▶ [Objective]
Pictures do not belong in the copy; transcribe everything else in the records exactly.

▶ [Material]
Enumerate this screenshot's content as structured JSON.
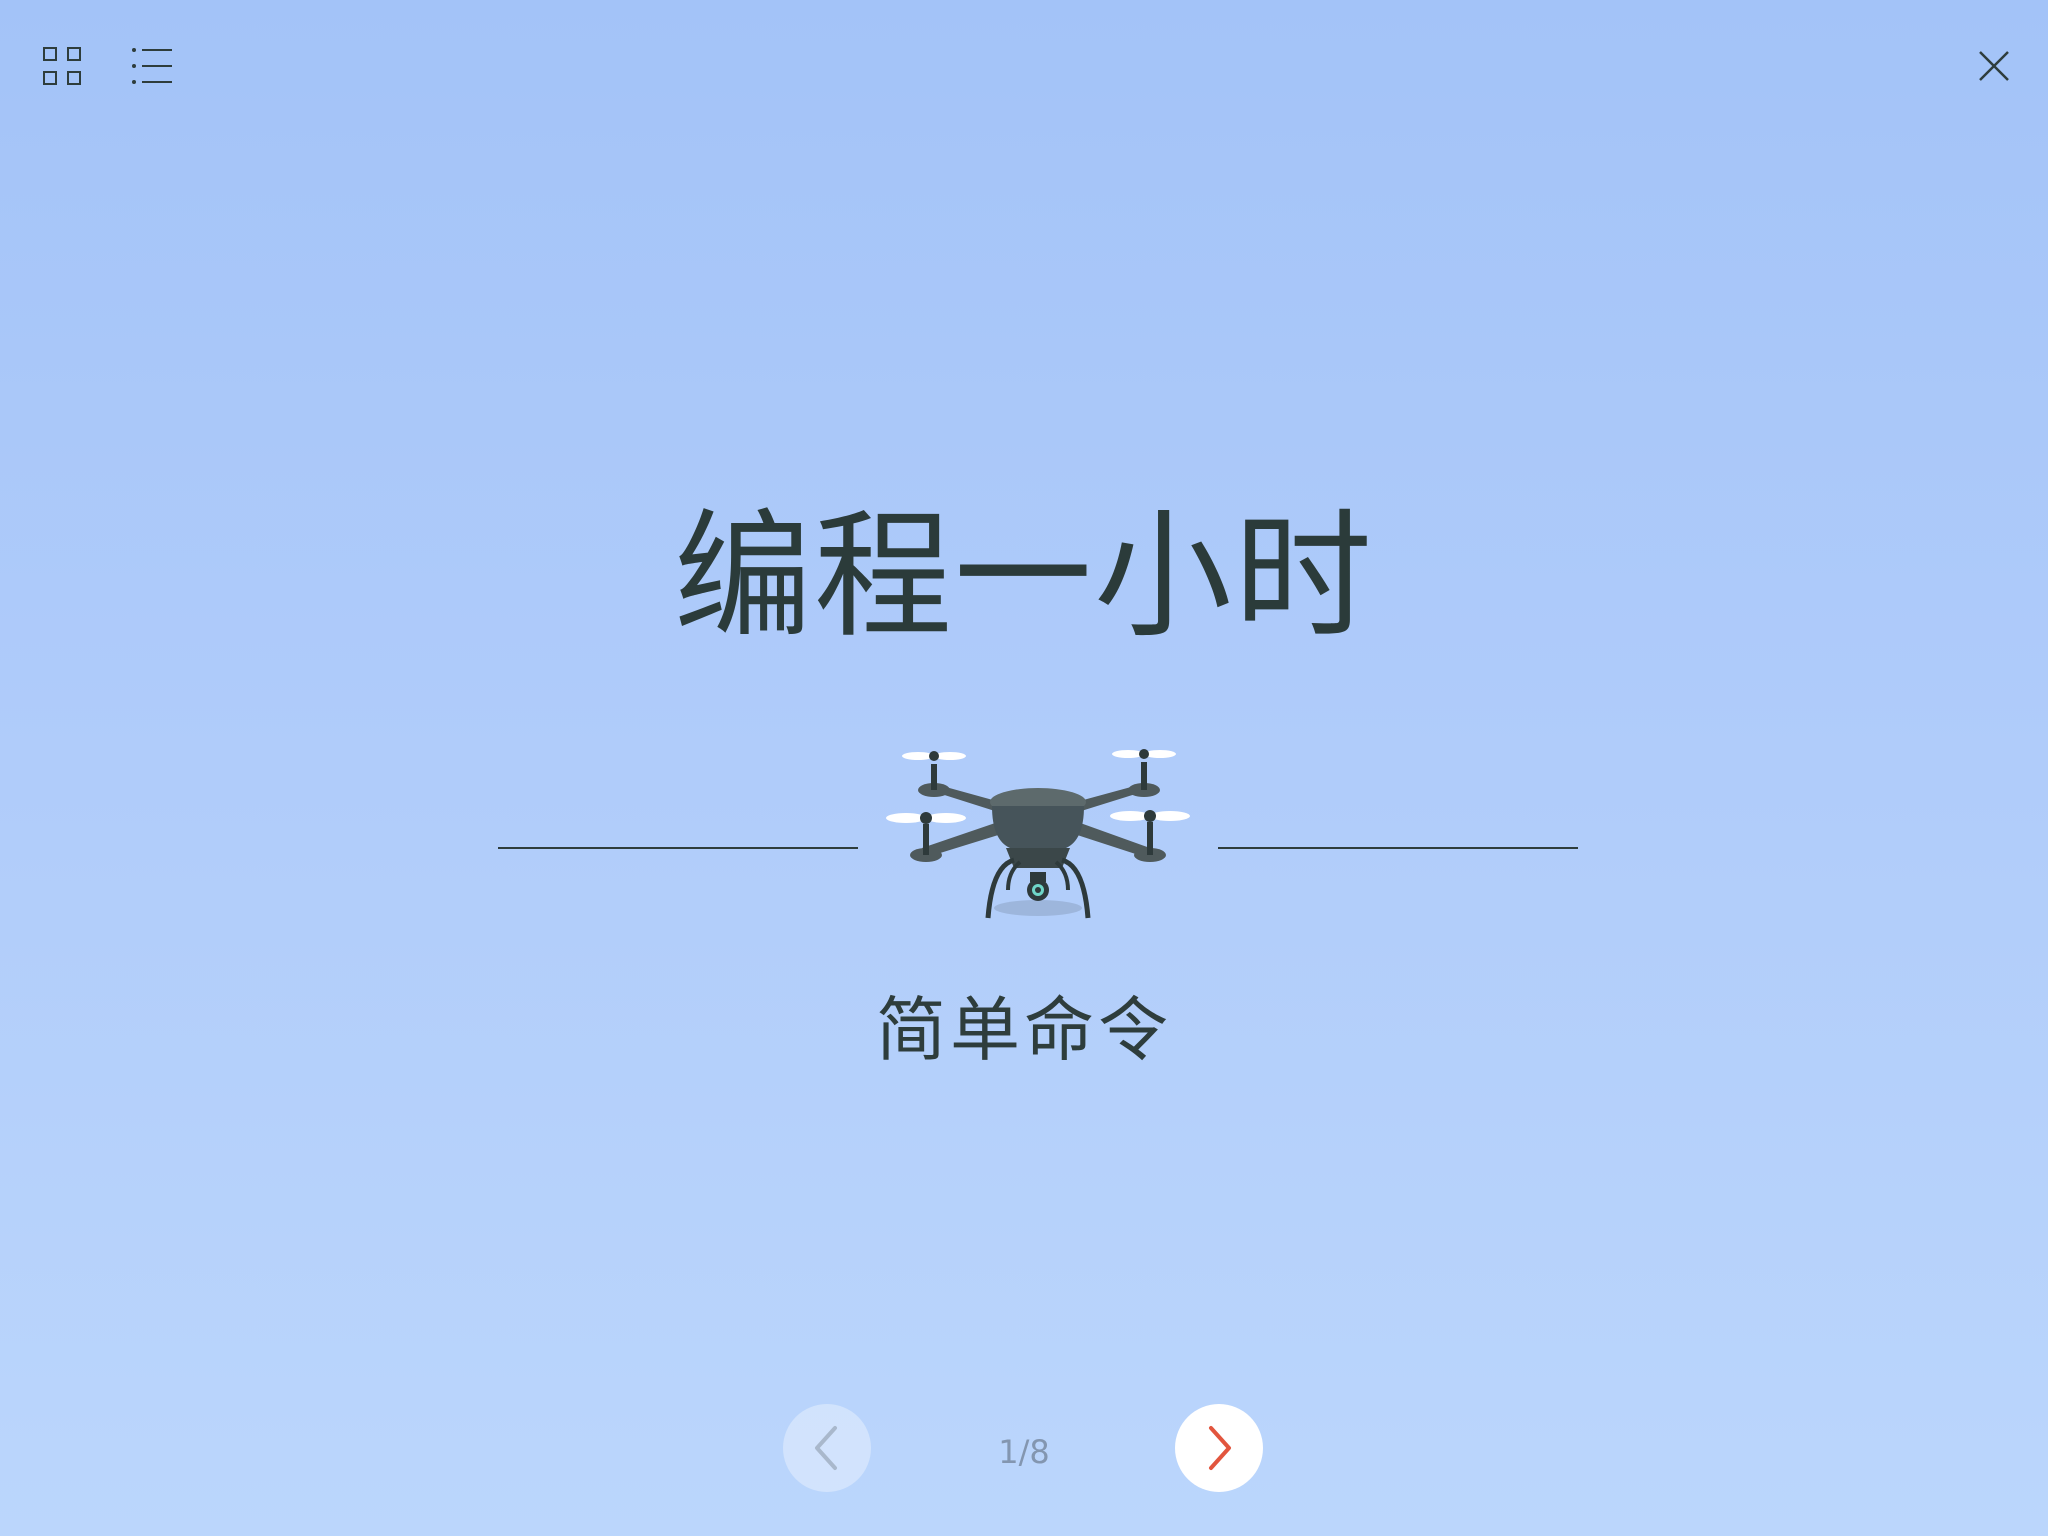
{
  "toolbar": {
    "grid_icon": "grid-icon",
    "list_icon": "list-icon",
    "close_icon": "close-icon"
  },
  "slide": {
    "title": "编程一小时",
    "subtitle": "简单命令",
    "illustration": "drone-illustration"
  },
  "pagination": {
    "current": 1,
    "total": 8,
    "label": "1/8",
    "prev_icon": "chevron-left-icon",
    "next_icon": "chevron-right-icon"
  },
  "colors": {
    "background_top": "#a3c3f8",
    "background_bottom": "#bbd6fc",
    "text": "#2e3d3c",
    "next_arrow": "#e2553e",
    "prev_arrow": "#a9b8cc"
  }
}
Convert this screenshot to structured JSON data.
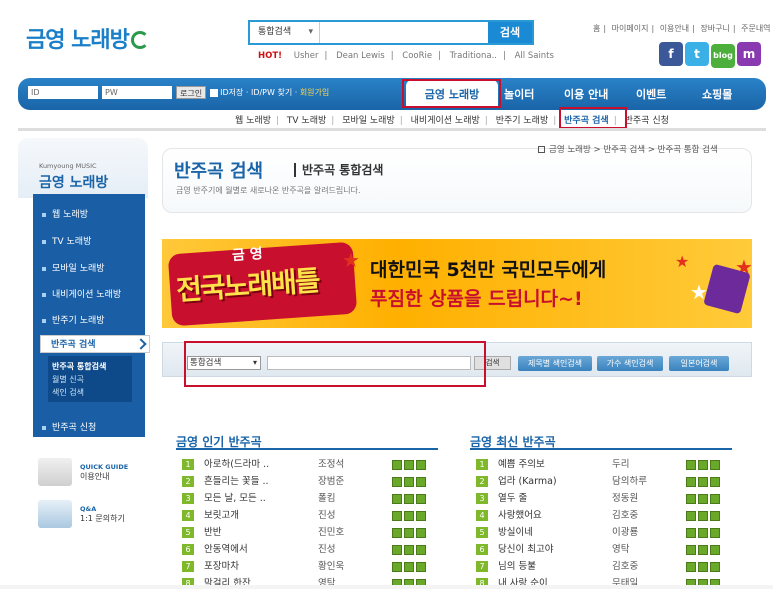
{
  "brand": {
    "logo_text": "금영 노래방"
  },
  "top_search": {
    "category": "통합검색",
    "button": "검색"
  },
  "hot": {
    "label": "HOT!",
    "keywords": [
      "Usher",
      "Dean Lewis",
      "CooRie",
      "Traditiona..",
      "All Saints"
    ]
  },
  "util_links": [
    "홈",
    "마이페이지",
    "이용안내",
    "장바구니",
    "주문내역"
  ],
  "sns": [
    "f",
    "t",
    "blog",
    "m"
  ],
  "login": {
    "id_placeholder": "ID",
    "pw_placeholder": "PW",
    "login_button": "로그인",
    "options": "ID저장 · ID/PW 찾기 ·",
    "join": "회원가입"
  },
  "nav": {
    "active": "금영 노래방",
    "items": [
      "놀이터",
      "이용 안내",
      "이벤트",
      "쇼핑몰"
    ]
  },
  "subnav": [
    "웹 노래방",
    "TV 노래방",
    "모바일 노래방",
    "내비게이션 노래방",
    "반주기 노래방",
    "반주곡 검색",
    "반주곡 신청"
  ],
  "subnav_active_index": 5,
  "sidebar": {
    "brand_en": "Kumyoung MUSIC",
    "title": "금영 노래방",
    "items": [
      "웹 노래방",
      "TV 노래방",
      "모바일 노래방",
      "내비게이션 노래방",
      "반주기 노래방"
    ],
    "active": "반주곡 검색",
    "sub_items": [
      "반주곡 통합검색",
      "월별 신곡",
      "색인 검색"
    ],
    "last": "반주곡 신청",
    "guide1": {
      "t1": "QUICK GUIDE",
      "t2": "이용안내"
    },
    "guide2": {
      "t1": "Q&A",
      "t2": "1:1 문의하기"
    }
  },
  "breadcrumb": "금영 노래방 > 반주곡 검색 > 반주곡 통합 검색",
  "page": {
    "title": "반주곡 검색",
    "subtitle": "반주곡 통합검색",
    "desc": "금영 반주기에 월별로 새로나온 반주곡을 알려드립니다."
  },
  "banner": {
    "left_small": "금 영",
    "left_big": "전국노래배틀",
    "line1": "대한민국 5천만 국민모두에게",
    "line2": "푸짐한 상품을 드립니다~!"
  },
  "search_panel": {
    "category": "통합검색",
    "button": "검색",
    "btn1": "제목별 색인검색",
    "btn2": "가수 색인검색",
    "btn3": "일본어검색"
  },
  "popular": {
    "title": "금영 인기 반주곡",
    "rows": [
      {
        "n": "1",
        "song": "아로하(드라마 ..",
        "artist": "조정석"
      },
      {
        "n": "2",
        "song": "흔들리는 꽃들 ..",
        "artist": "장범준"
      },
      {
        "n": "3",
        "song": "모든 날, 모든 ..",
        "artist": "폴킴"
      },
      {
        "n": "4",
        "song": "보릿고개",
        "artist": "진성"
      },
      {
        "n": "5",
        "song": "반반",
        "artist": "진민호"
      },
      {
        "n": "6",
        "song": "안동역에서",
        "artist": "진성"
      },
      {
        "n": "7",
        "song": "포장마차",
        "artist": "황인욱"
      },
      {
        "n": "8",
        "song": "막걸리 한잔",
        "artist": "영탁"
      }
    ]
  },
  "latest": {
    "title": "금영 최신 반주곡",
    "rows": [
      {
        "n": "1",
        "song": "예쁨 주의보",
        "artist": "두리"
      },
      {
        "n": "2",
        "song": "업라 (Karma)",
        "artist": "담의하루"
      },
      {
        "n": "3",
        "song": "열두 줄",
        "artist": "정동원"
      },
      {
        "n": "4",
        "song": "사랑했어요",
        "artist": "김호중"
      },
      {
        "n": "5",
        "song": "방실이네",
        "artist": "이광룡"
      },
      {
        "n": "6",
        "song": "당신이 최고야",
        "artist": "영탁"
      },
      {
        "n": "7",
        "song": "님의 등불",
        "artist": "김호중"
      },
      {
        "n": "8",
        "song": "내 사랑 순이",
        "artist": "무태일"
      }
    ]
  }
}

▶ [Exercise output]
Enumerate this screenshot's content as structured JSON.
{
  "toolbar": {
    "grid_icon": "grid-icon",
    "list_icon": "list-icon",
    "close_icon": "close-icon"
  },
  "slide": {
    "title": "编程一小时",
    "subtitle": "简单命令",
    "illustration": "drone-illustration"
  },
  "pagination": {
    "current": 1,
    "total": 8,
    "label": "1/8",
    "prev_icon": "chevron-left-icon",
    "next_icon": "chevron-right-icon"
  },
  "colors": {
    "background_top": "#a3c3f8",
    "background_bottom": "#bbd6fc",
    "text": "#2e3d3c",
    "next_arrow": "#e2553e",
    "prev_arrow": "#a9b8cc"
  }
}
Convert this screenshot to structured JSON data.
{
  "brand": {
    "logo_text": "금영 노래방"
  },
  "top_search": {
    "category": "통합검색",
    "button": "검색"
  },
  "hot": {
    "label": "HOT!",
    "keywords": [
      "Usher",
      "Dean Lewis",
      "CooRie",
      "Traditiona..",
      "All Saints"
    ]
  },
  "util_links": [
    "홈",
    "마이페이지",
    "이용안내",
    "장바구니",
    "주문내역"
  ],
  "sns": [
    "f",
    "t",
    "blog",
    "m"
  ],
  "login": {
    "id_placeholder": "ID",
    "pw_placeholder": "PW",
    "login_button": "로그인",
    "options": "ID저장 · ID/PW 찾기 ·",
    "join": "회원가입"
  },
  "nav": {
    "active": "금영 노래방",
    "items": [
      "놀이터",
      "이용 안내",
      "이벤트",
      "쇼핑몰"
    ]
  },
  "subnav": [
    "웹 노래방",
    "TV 노래방",
    "모바일 노래방",
    "내비게이션 노래방",
    "반주기 노래방",
    "반주곡 검색",
    "반주곡 신청"
  ],
  "subnav_active_index": 5,
  "sidebar": {
    "brand_en": "Kumyoung MUSIC",
    "title": "금영 노래방",
    "items": [
      "웹 노래방",
      "TV 노래방",
      "모바일 노래방",
      "내비게이션 노래방",
      "반주기 노래방"
    ],
    "active": "반주곡 검색",
    "sub_items": [
      "반주곡 통합검색",
      "월별 신곡",
      "색인 검색"
    ],
    "last": "반주곡 신청",
    "guide1": {
      "t1": "QUICK GUIDE",
      "t2": "이용안내"
    },
    "guide2": {
      "t1": "Q&A",
      "t2": "1:1 문의하기"
    }
  },
  "breadcrumb": "금영 노래방 > 반주곡 검색 > 반주곡 통합 검색",
  "page": {
    "title": "반주곡 검색",
    "subtitle": "반주곡 통합검색",
    "desc": "금영 반주기에 월별로 새로나온 반주곡을 알려드립니다."
  },
  "banner": {
    "left_small": "금 영",
    "left_big": "전국노래배틀",
    "line1": "대한민국 5천만 국민모두에게",
    "line2": "푸짐한 상품을 드립니다~!"
  },
  "search_panel": {
    "category": "통합검색",
    "button": "검색",
    "btn1": "제목별 색인검색",
    "btn2": "가수 색인검색",
    "btn3": "일본어검색"
  },
  "popular": {
    "title": "금영 인기 반주곡",
    "rows": [
      {
        "n": "1",
        "song": "아로하(드라마 ..",
        "artist": "조정석"
      },
      {
        "n": "2",
        "song": "흔들리는 꽃들 ..",
        "artist": "장범준"
      },
      {
        "n": "3",
        "song": "모든 날, 모든 ..",
        "artist": "폴킴"
      },
      {
        "n": "4",
        "song": "보릿고개",
        "artist": "진성"
      },
      {
        "n": "5",
        "song": "반반",
        "artist": "진민호"
      },
      {
        "n": "6",
        "song": "안동역에서",
        "artist": "진성"
      },
      {
        "n": "7",
        "song": "포장마차",
        "artist": "황인욱"
      },
      {
        "n": "8",
        "song": "막걸리 한잔",
        "artist": "영탁"
      }
    ]
  },
  "latest": {
    "title": "금영 최신 반주곡",
    "rows": [
      {
        "n": "1",
        "song": "예쁨 주의보",
        "artist": "두리"
      },
      {
        "n": "2",
        "song": "업라 (Karma)",
        "artist": "담의하루"
      },
      {
        "n": "3",
        "song": "열두 줄",
        "artist": "정동원"
      },
      {
        "n": "4",
        "song": "사랑했어요",
        "artist": "김호중"
      },
      {
        "n": "5",
        "song": "방실이네",
        "artist": "이광룡"
      },
      {
        "n": "6",
        "song": "당신이 최고야",
        "artist": "영탁"
      },
      {
        "n": "7",
        "song": "님의 등불",
        "artist": "김호중"
      },
      {
        "n": "8",
        "song": "내 사랑 순이",
        "artist": "무태일"
      }
    ]
  }
}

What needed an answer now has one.